Problem description
Report back each line of the records that contains the string "shows".

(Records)
________________

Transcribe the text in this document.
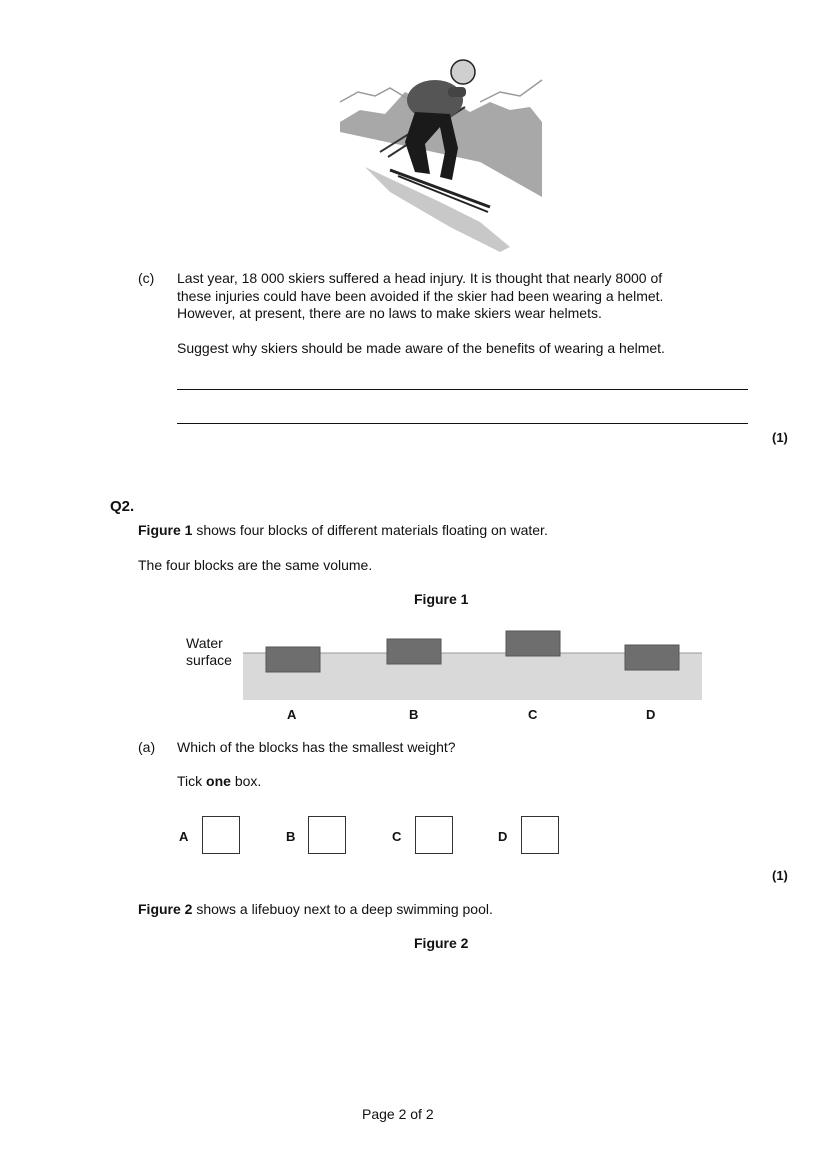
(c) Last year, 18 000 skiers suffered a head injury. It is thought that nearly 8000 of

these injuries could have been avoided if the skier had been wearing a helmet.

However, at present, there are no laws to make skiers wear helmets.

Suggest why skiers should be made aware of the benefits of wearing a helmet.
(1)
Q2.
Figure 1 shows four blocks of different materials floating on water.
The four blocks are the same volume.
Figure 1
Water
surface
A	B	C	D
(a) Which of the blocks has the smallest weight?
Tick one box.
A	B	C	D
(1)
Figure 2 shows a lifebuoy next to a deep swimming pool.
Figure 2
Page 2 of 2
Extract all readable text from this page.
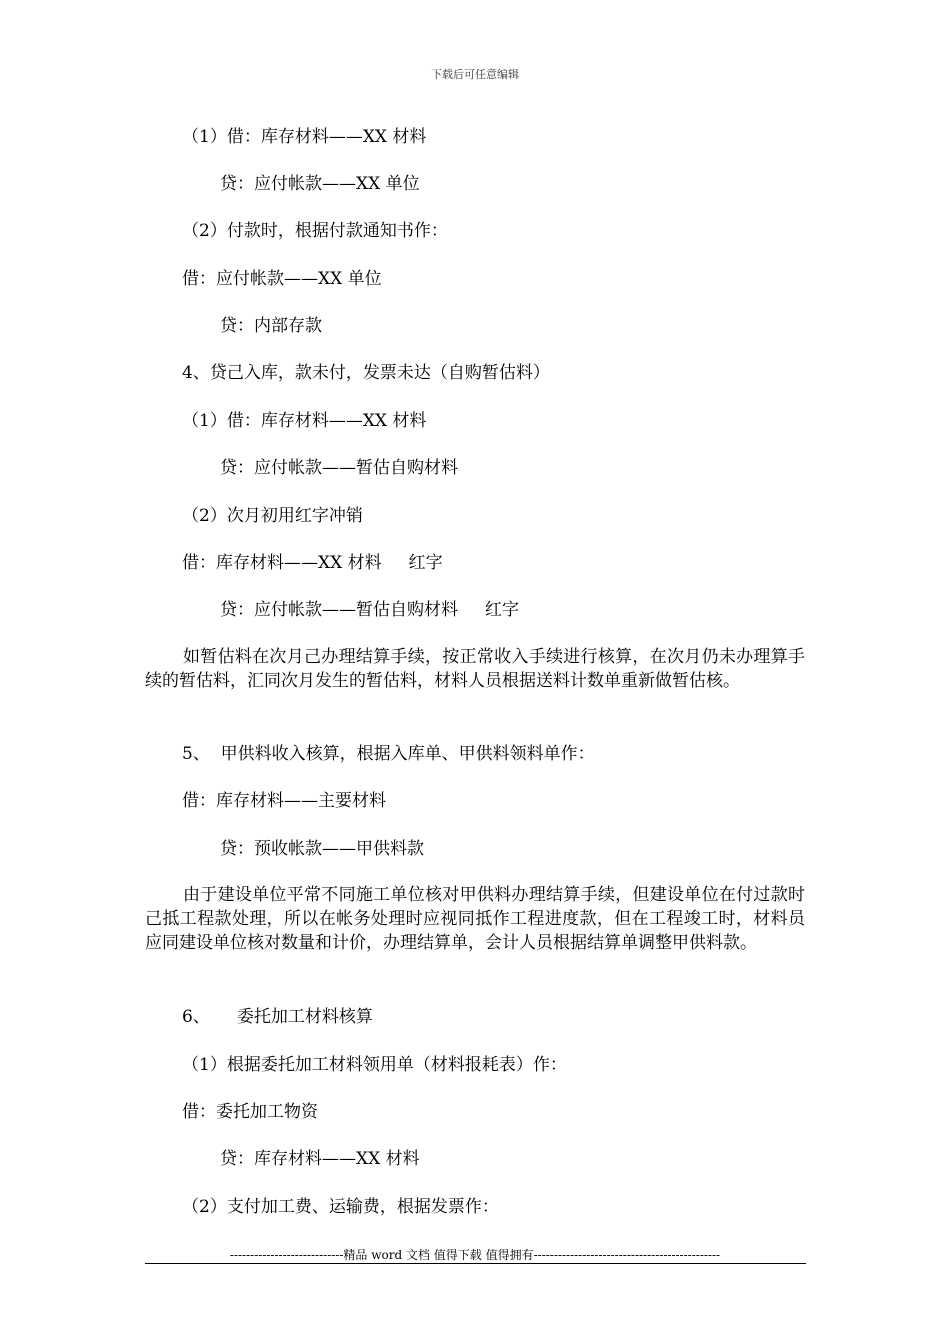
下载后可任意编辑
（1）借：库存材料——XX 材料
贷：应付帐款——XX 单位
（2）付款时，根据付款通知书作：
借：应付帐款——XX 单位
贷：内部存款
4、贷己入库，款未付，发票未达（自购暂估料）
（1）借：库存材料——XX 材料
贷：应付帐款——暂估自购材料
（2）次月初用红字冲销
借：库存材料——XX 材料     红字
贷：应付帐款——暂估自购材料     红字
如暂估料在次月己办理结算手续，按正常收入手续进行核算，在次月仍未办理算手续的暂估料，汇同次月发生的暂估料，材料人员根据送料计数单重新做暂估核。
5、  甲供料收入核算，根据入库单、甲供料领料单作：
借：库存材料——主要材料
贷：预收帐款——甲供料款
由于建设单位平常不同施工单位核对甲供料办理结算手续，但建设单位在付过款时己抵工程款处理，所以在帐务处理时应视同抵作工程进度款，但在工程竣工时，材料员应同建设单位核对数量和计价，办理结算单，会计人员根据结算单调整甲供料款。
6、     委托加工材料核算
（1）根据委托加工材料领用单（材料报耗表）作：
借：委托加工物资
贷：库存材料——XX 材料
（2）支付加工费、运输费，根据发票作：
----------------------------精品 word 文档 值得下载 值得拥有----------------------------------------------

________________

Exercise solution
Figure 1 shows four blocks of different materials floating on water.
Figure 2 shows a lifebuoy next to a deep swimming pool.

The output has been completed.